# Dataset records start

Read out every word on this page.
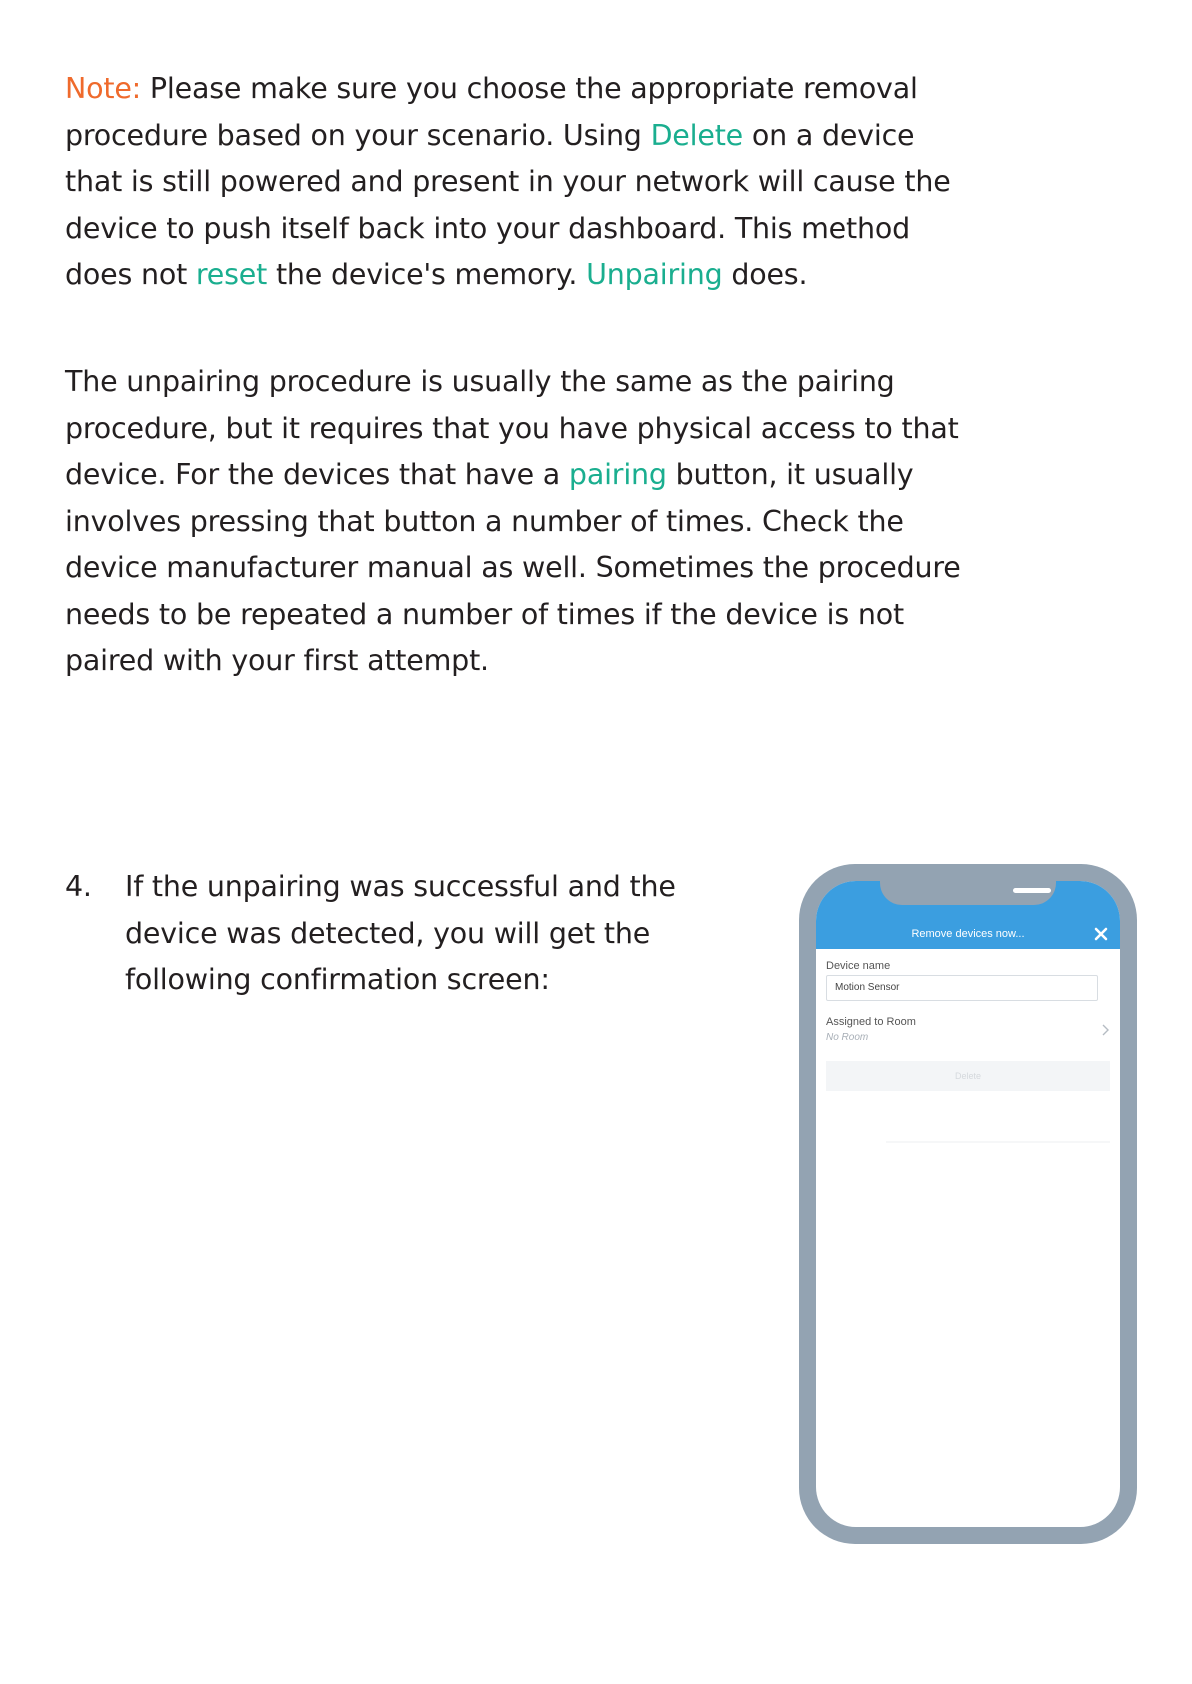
Note: Please make sure you choose the appropriate removal procedure based on your scenario. Using Delete on a device that is still powered and present in your network will cause the device to push itself back into your dashboard. This method does not reset the device's memory. Unpairing does.

The unpairing procedure is usually the same as the pairing procedure, but it requires that you have physical access to that device. For the devices that have a pairing button, it usually involves pressing that button a number of times. Check the device manufacturer manual as well. Sometimes the procedure needs to be repeated a number of times if the device is not paired with your first attempt.

4. If the unpairing was successful and the device was detected, you will get the following confirmation screen:
Remove devices now...
Device name
Motion Sensor
Assigned to Room
No Room
Delete
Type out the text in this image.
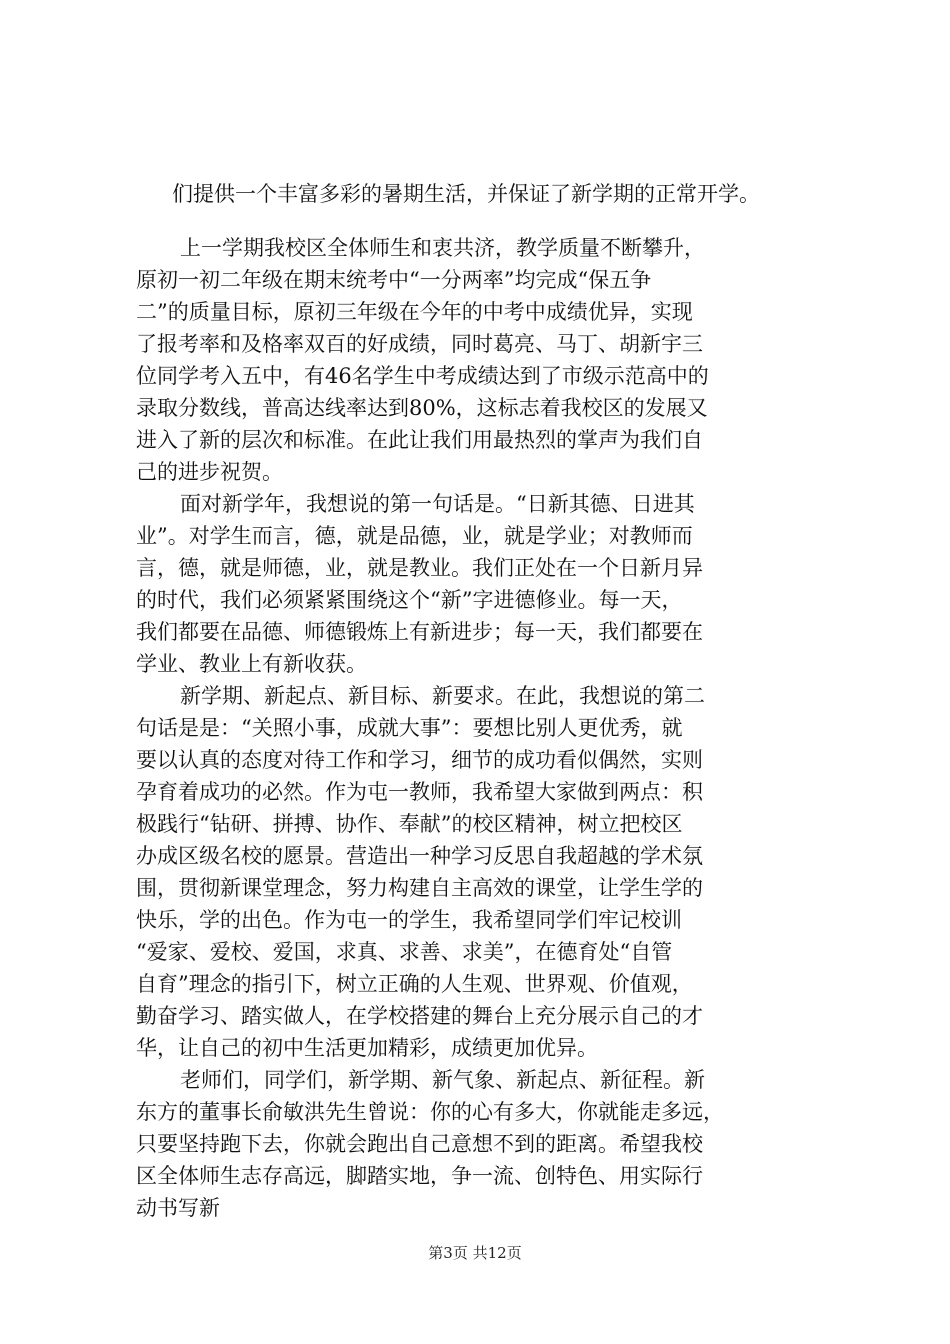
们提供一个丰富多彩的暑期生活，并保证了新学期的正常开学。
上一学期我校区全体师生和衷共济，教学质量不断攀升，
原初一初二年级在期末统考中“一分两率”均完成“保五争
二”的质量目标，原初三年级在今年的中考中成绩优异，实现
了报考率和及格率双百的好成绩，同时葛亮、马丁、胡新宇三
位同学考入五中，有46名学生中考成绩达到了市级示范高中的
录取分数线，普高达线率达到80%，这标志着我校区的发展又
进入了新的层次和标准。在此让我们用最热烈的掌声为我们自
己的进步祝贺。
面对新学年，我想说的第一句话是。“日新其德、日进其
业”。对学生而言，德，就是品德，业，就是学业；对教师而
言，德，就是师德，业，就是教业。我们正处在一个日新月异
的时代，我们必须紧紧围绕这个“新”字进德修业。每一天，
我们都要在品德、师德锻炼上有新进步；每一天，我们都要在
学业、教业上有新收获。
新学期、新起点、新目标、新要求。在此，我想说的第二
句话是是：“关照小事，成就大事”：要想比别人更优秀，就
要以认真的态度对待工作和学习，细节的成功看似偶然，实则
孕育着成功的必然。作为屯一教师，我希望大家做到两点：积
极践行“钻研、拼搏、协作、奉献”的校区精神，树立把校区
办成区级名校的愿景。营造出一种学习反思自我超越的学术氛
围，贯彻新课堂理念，努力构建自主高效的课堂，让学生学的
快乐，学的出色。作为屯一的学生，我希望同学们牢记校训
“爱家、爱校、爱国，求真、求善、求美”，在德育处“自管
自育”理念的指引下，树立正确的人生观、世界观、价值观，
勤奋学习、踏实做人，在学校搭建的舞台上充分展示自己的才
华，让自己的初中生活更加精彩，成绩更加优异。
老师们，同学们，新学期、新气象、新起点、新征程。新
东方的董事长俞敏洪先生曾说：你的心有多大，你就能走多远，
只要坚持跑下去，你就会跑出自己意想不到的距离。希望我校
区全体师生志存高远，脚踏实地，争一流、创特色、用实际行
动书写新
第3页 共12页
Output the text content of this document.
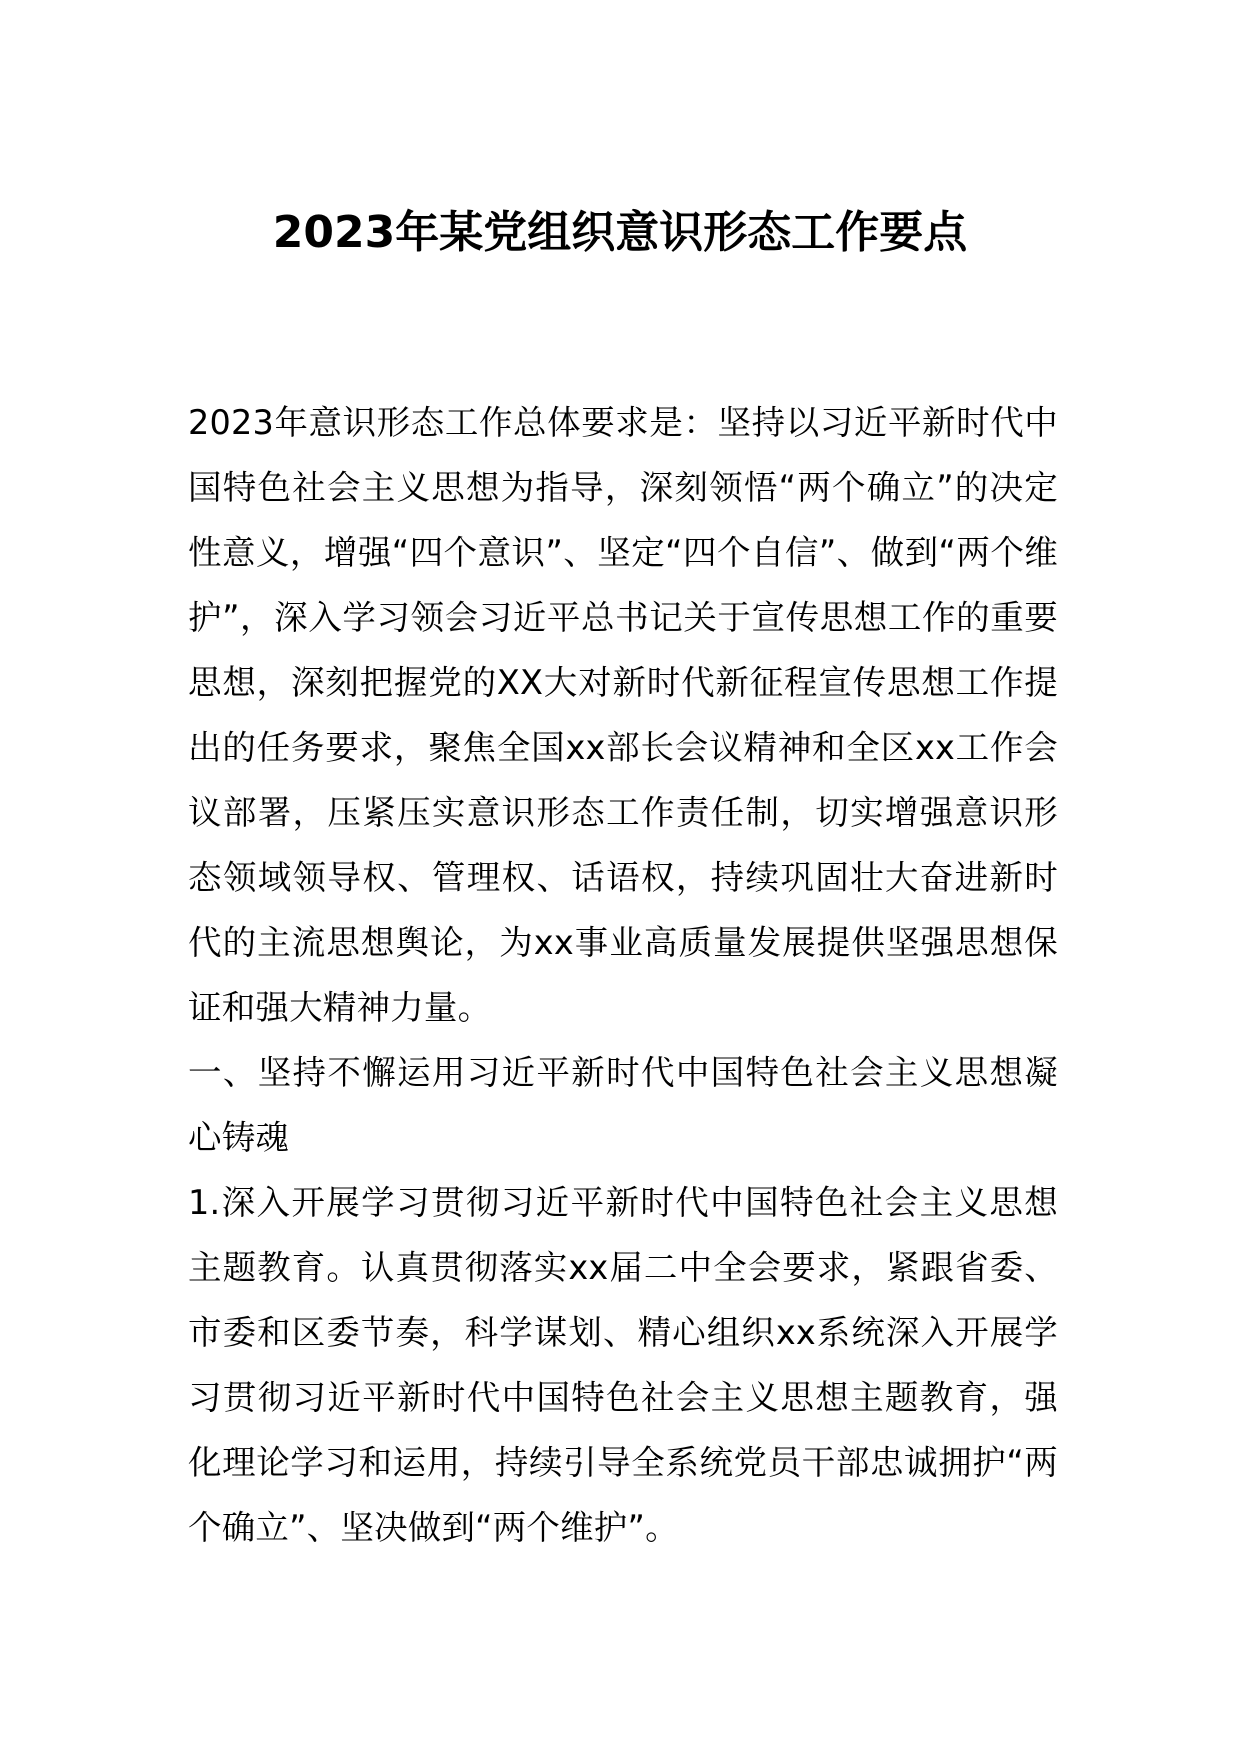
2023年某党组织意识形态工作要点

2023年意识形态工作总体要求是：坚持以习近平新时代中国特色社会主义思想为指导，深刻领悟“两个确立”的决定性意义，增强“四个意识”、坚定“四个自信”、做到“两个维护”，深入学习领会习近平总书记关于宣传思想工作的重要思想，深刻把握党的XX大对新时代新征程宣传思想工作提出的任务要求，聚焦全国xx部长会议精神和全区xx工作会议部署，压紧压实意识形态工作责任制，切实增强意识形态领域领导权、管理权、话语权，持续巩固壮大奋进新时代的主流思想舆论，为xx事业高质量发展提供坚强思想保证和强大精神力量。

一、坚持不懈运用习近平新时代中国特色社会主义思想凝心铸魂

1.深入开展学习贯彻习近平新时代中国特色社会主义思想主题教育。认真贯彻落实xx届二中全会要求，紧跟省委、市委和区委节奏，科学谋划、精心组织xx系统深入开展学习贯彻习近平新时代中国特色社会主义思想主题教育，强化理论学习和运用，持续引导全系统党员干部忠诚拥护“两个确立”、坚决做到“两个维护”。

# Dataset records end

Directions for this task → Print each line from the one containing "Type out the text in this image." through the last line of the listing, both included, exactly and with no pictures.

Exercise answer →
Type out the text in this image.
们提供一个丰富多彩的暑期生活，并保证了新学期的正常开学。
上一学期我校区全体师生和衷共济，教学质量不断攀升，
原初一初二年级在期末统考中“一分两率”均完成“保五争
二”的质量目标，原初三年级在今年的中考中成绩优异，实现
了报考率和及格率双百的好成绩，同时葛亮、马丁、胡新宇三
位同学考入五中，有46名学生中考成绩达到了市级示范高中的
录取分数线，普高达线率达到80%，这标志着我校区的发展又
进入了新的层次和标准。在此让我们用最热烈的掌声为我们自
己的进步祝贺。
面对新学年，我想说的第一句话是。“日新其德、日进其
业”。对学生而言，德，就是品德，业，就是学业；对教师而
言，德，就是师德，业，就是教业。我们正处在一个日新月异
的时代，我们必须紧紧围绕这个“新”字进德修业。每一天，
我们都要在品德、师德锻炼上有新进步；每一天，我们都要在
学业、教业上有新收获。
新学期、新起点、新目标、新要求。在此，我想说的第二
句话是是：“关照小事，成就大事”：要想比别人更优秀，就
要以认真的态度对待工作和学习，细节的成功看似偶然，实则
孕育着成功的必然。作为屯一教师，我希望大家做到两点：积
极践行“钻研、拼搏、协作、奉献”的校区精神，树立把校区
办成区级名校的愿景。营造出一种学习反思自我超越的学术氛
围，贯彻新课堂理念，努力构建自主高效的课堂，让学生学的
快乐，学的出色。作为屯一的学生，我希望同学们牢记校训
“爱家、爱校、爱国，求真、求善、求美”，在德育处“自管
自育”理念的指引下，树立正确的人生观、世界观、价值观，
勤奋学习、踏实做人，在学校搭建的舞台上充分展示自己的才
华，让自己的初中生活更加精彩，成绩更加优异。
老师们，同学们，新学期、新气象、新起点、新征程。新
东方的董事长俞敏洪先生曾说：你的心有多大，你就能走多远，
只要坚持跑下去，你就会跑出自己意想不到的距离。希望我校
区全体师生志存高远，脚踏实地，争一流、创特色、用实际行
动书写新
第3页 共12页
Output the text content of this document.
2023年某党组织意识形态工作要点

2023年意识形态工作总体要求是：坚持以习近平新时代中国特色社会主义思想为指导，深刻领悟“两个确立”的决定性意义，增强“四个意识”、坚定“四个自信”、做到“两个维护”，深入学习领会习近平总书记关于宣传思想工作的重要思想，深刻把握党的XX大对新时代新征程宣传思想工作提出的任务要求，聚焦全国xx部长会议精神和全区xx工作会议部署，压紧压实意识形态工作责任制，切实增强意识形态领域领导权、管理权、话语权，持续巩固壮大奋进新时代的主流思想舆论，为xx事业高质量发展提供坚强思想保证和强大精神力量。

一、坚持不懈运用习近平新时代中国特色社会主义思想凝心铸魂

1.深入开展学习贯彻习近平新时代中国特色社会主义思想主题教育。认真贯彻落实xx届二中全会要求，紧跟省委、市委和区委节奏，科学谋划、精心组织xx系统深入开展学习贯彻习近平新时代中国特色社会主义思想主题教育，强化理论学习和运用，持续引导全系统党员干部忠诚拥护“两个确立”、坚决做到“两个维护”。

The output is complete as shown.